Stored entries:
* START *
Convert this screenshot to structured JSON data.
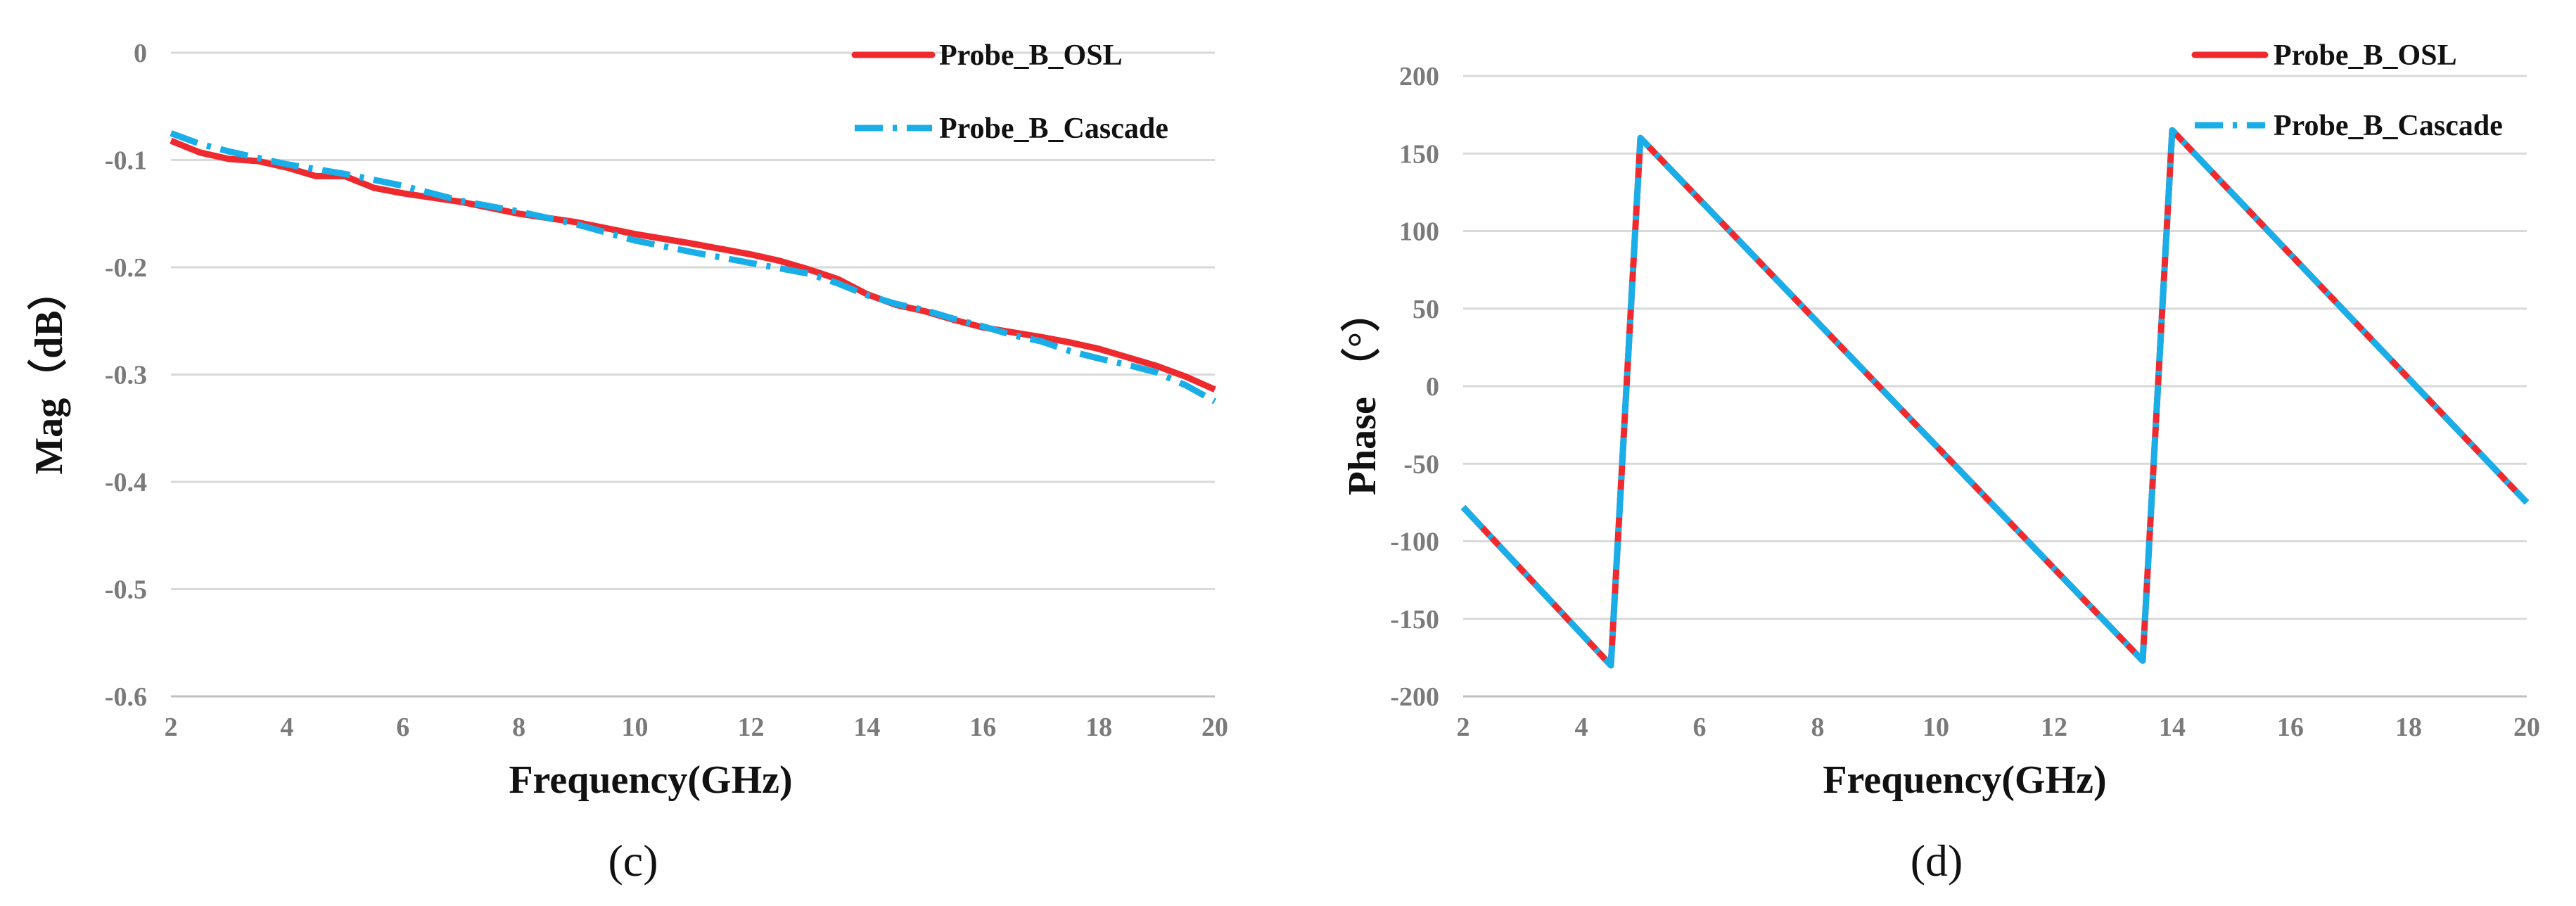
{
  "colors": {
    "osl": "#ee2a2e",
    "cascade": "#1aaee9",
    "grid": "#d9d9d9",
    "axis": "#bfbfbf"
  },
  "chart_data": [
    {
      "type": "line",
      "caption": "(c)",
      "xlabel": "Frequency(GHz)",
      "ylabel": "Mag（dB）",
      "xlim": [
        2,
        20
      ],
      "ylim": [
        -0.6,
        0
      ],
      "xticks": [
        2,
        4,
        6,
        8,
        10,
        12,
        14,
        16,
        18,
        20
      ],
      "yticks": [
        0,
        -0.1,
        -0.2,
        -0.3,
        -0.4,
        -0.5,
        -0.6
      ],
      "xtick_labels": [
        "2",
        "4",
        "6",
        "8",
        "10",
        "12",
        "14",
        "16",
        "18",
        "20"
      ],
      "ytick_labels": [
        "0",
        "-0.1",
        "-0.2",
        "-0.3",
        "-0.4",
        "-0.5",
        "-0.6"
      ],
      "grid": "horizontal",
      "legend_position": "top-right",
      "series": [
        {
          "name": "Probe_B_OSL",
          "style": "solid",
          "x": [
            2,
            2.5,
            3,
            3.5,
            4,
            4.5,
            5,
            5.5,
            6,
            7,
            8,
            9,
            10,
            11,
            12,
            12.5,
            13,
            13.5,
            14,
            14.5,
            15,
            15.5,
            16,
            17,
            17.5,
            18,
            18.5,
            19,
            19.5,
            20
          ],
          "values": [
            -0.082,
            -0.093,
            -0.099,
            -0.101,
            -0.107,
            -0.115,
            -0.115,
            -0.126,
            -0.131,
            -0.139,
            -0.15,
            -0.158,
            -0.169,
            -0.178,
            -0.188,
            -0.194,
            -0.202,
            -0.211,
            -0.225,
            -0.235,
            -0.241,
            -0.249,
            -0.256,
            -0.265,
            -0.27,
            -0.276,
            -0.284,
            -0.292,
            -0.302,
            -0.314
          ]
        },
        {
          "name": "Probe_B_Cascade",
          "style": "dash-dot",
          "x": [
            2,
            2.5,
            3,
            3.5,
            4,
            5,
            6,
            7,
            8,
            9,
            10,
            11,
            12,
            13,
            13.5,
            14,
            14.5,
            15,
            15.5,
            16,
            16.5,
            17,
            17.5,
            18,
            18.5,
            19,
            19.5,
            20
          ],
          "values": [
            -0.075,
            -0.085,
            -0.092,
            -0.098,
            -0.104,
            -0.113,
            -0.124,
            -0.138,
            -0.148,
            -0.16,
            -0.175,
            -0.186,
            -0.196,
            -0.206,
            -0.215,
            -0.226,
            -0.234,
            -0.24,
            -0.248,
            -0.255,
            -0.263,
            -0.269,
            -0.278,
            -0.285,
            -0.291,
            -0.298,
            -0.31,
            -0.325
          ]
        }
      ]
    },
    {
      "type": "line",
      "caption": "(d)",
      "xlabel": "Frequency(GHz)",
      "ylabel": "Phase （°）",
      "xlim": [
        2,
        20
      ],
      "ylim": [
        -200,
        200
      ],
      "xticks": [
        2,
        4,
        6,
        8,
        10,
        12,
        14,
        16,
        18,
        20
      ],
      "yticks": [
        200,
        150,
        100,
        50,
        0,
        -50,
        -100,
        -150,
        -200
      ],
      "xtick_labels": [
        "2",
        "4",
        "6",
        "8",
        "10",
        "12",
        "14",
        "16",
        "18",
        "20"
      ],
      "ytick_labels": [
        "200",
        "150",
        "100",
        "50",
        "0",
        "-50",
        "-100",
        "-150",
        "-200"
      ],
      "grid": "horizontal",
      "legend_position": "top-right",
      "series": [
        {
          "name": "Probe_B_OSL",
          "style": "solid",
          "x": [
            2,
            4.5,
            5.0,
            13.5,
            14.0,
            20
          ],
          "values": [
            -78,
            -180,
            160,
            -177,
            165,
            -75
          ]
        },
        {
          "name": "Probe_B_Cascade",
          "style": "dash-dot",
          "x": [
            2,
            4.5,
            5.0,
            13.5,
            14.0,
            20
          ],
          "values": [
            -78,
            -180,
            160,
            -177,
            165,
            -75
          ]
        }
      ]
    }
  ]
}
* END *
→ Directions:
All of the records above must be copied exactly, except for the pictures.

→ Answer to the problem:
Convert this screenshot to structured JSON data.
{
  "colors": {
    "osl": "#ee2a2e",
    "cascade": "#1aaee9",
    "grid": "#d9d9d9",
    "axis": "#bfbfbf"
  },
  "chart_data": [
    {
      "type": "line",
      "caption": "(c)",
      "xlabel": "Frequency(GHz)",
      "ylabel": "Mag（dB）",
      "xlim": [
        2,
        20
      ],
      "ylim": [
        -0.6,
        0
      ],
      "xticks": [
        2,
        4,
        6,
        8,
        10,
        12,
        14,
        16,
        18,
        20
      ],
      "yticks": [
        0,
        -0.1,
        -0.2,
        -0.3,
        -0.4,
        -0.5,
        -0.6
      ],
      "xtick_labels": [
        "2",
        "4",
        "6",
        "8",
        "10",
        "12",
        "14",
        "16",
        "18",
        "20"
      ],
      "ytick_labels": [
        "0",
        "-0.1",
        "-0.2",
        "-0.3",
        "-0.4",
        "-0.5",
        "-0.6"
      ],
      "grid": "horizontal",
      "legend_position": "top-right",
      "series": [
        {
          "name": "Probe_B_OSL",
          "style": "solid",
          "x": [
            2,
            2.5,
            3,
            3.5,
            4,
            4.5,
            5,
            5.5,
            6,
            7,
            8,
            9,
            10,
            11,
            12,
            12.5,
            13,
            13.5,
            14,
            14.5,
            15,
            15.5,
            16,
            17,
            17.5,
            18,
            18.5,
            19,
            19.5,
            20
          ],
          "values": [
            -0.082,
            -0.093,
            -0.099,
            -0.101,
            -0.107,
            -0.115,
            -0.115,
            -0.126,
            -0.131,
            -0.139,
            -0.15,
            -0.158,
            -0.169,
            -0.178,
            -0.188,
            -0.194,
            -0.202,
            -0.211,
            -0.225,
            -0.235,
            -0.241,
            -0.249,
            -0.256,
            -0.265,
            -0.27,
            -0.276,
            -0.284,
            -0.292,
            -0.302,
            -0.314
          ]
        },
        {
          "name": "Probe_B_Cascade",
          "style": "dash-dot",
          "x": [
            2,
            2.5,
            3,
            3.5,
            4,
            5,
            6,
            7,
            8,
            9,
            10,
            11,
            12,
            13,
            13.5,
            14,
            14.5,
            15,
            15.5,
            16,
            16.5,
            17,
            17.5,
            18,
            18.5,
            19,
            19.5,
            20
          ],
          "values": [
            -0.075,
            -0.085,
            -0.092,
            -0.098,
            -0.104,
            -0.113,
            -0.124,
            -0.138,
            -0.148,
            -0.16,
            -0.175,
            -0.186,
            -0.196,
            -0.206,
            -0.215,
            -0.226,
            -0.234,
            -0.24,
            -0.248,
            -0.255,
            -0.263,
            -0.269,
            -0.278,
            -0.285,
            -0.291,
            -0.298,
            -0.31,
            -0.325
          ]
        }
      ]
    },
    {
      "type": "line",
      "caption": "(d)",
      "xlabel": "Frequency(GHz)",
      "ylabel": "Phase （°）",
      "xlim": [
        2,
        20
      ],
      "ylim": [
        -200,
        200
      ],
      "xticks": [
        2,
        4,
        6,
        8,
        10,
        12,
        14,
        16,
        18,
        20
      ],
      "yticks": [
        200,
        150,
        100,
        50,
        0,
        -50,
        -100,
        -150,
        -200
      ],
      "xtick_labels": [
        "2",
        "4",
        "6",
        "8",
        "10",
        "12",
        "14",
        "16",
        "18",
        "20"
      ],
      "ytick_labels": [
        "200",
        "150",
        "100",
        "50",
        "0",
        "-50",
        "-100",
        "-150",
        "-200"
      ],
      "grid": "horizontal",
      "legend_position": "top-right",
      "series": [
        {
          "name": "Probe_B_OSL",
          "style": "solid",
          "x": [
            2,
            4.5,
            5.0,
            13.5,
            14.0,
            20
          ],
          "values": [
            -78,
            -180,
            160,
            -177,
            165,
            -75
          ]
        },
        {
          "name": "Probe_B_Cascade",
          "style": "dash-dot",
          "x": [
            2,
            4.5,
            5.0,
            13.5,
            14.0,
            20
          ],
          "values": [
            -78,
            -180,
            160,
            -177,
            165,
            -75
          ]
        }
      ]
    }
  ]
}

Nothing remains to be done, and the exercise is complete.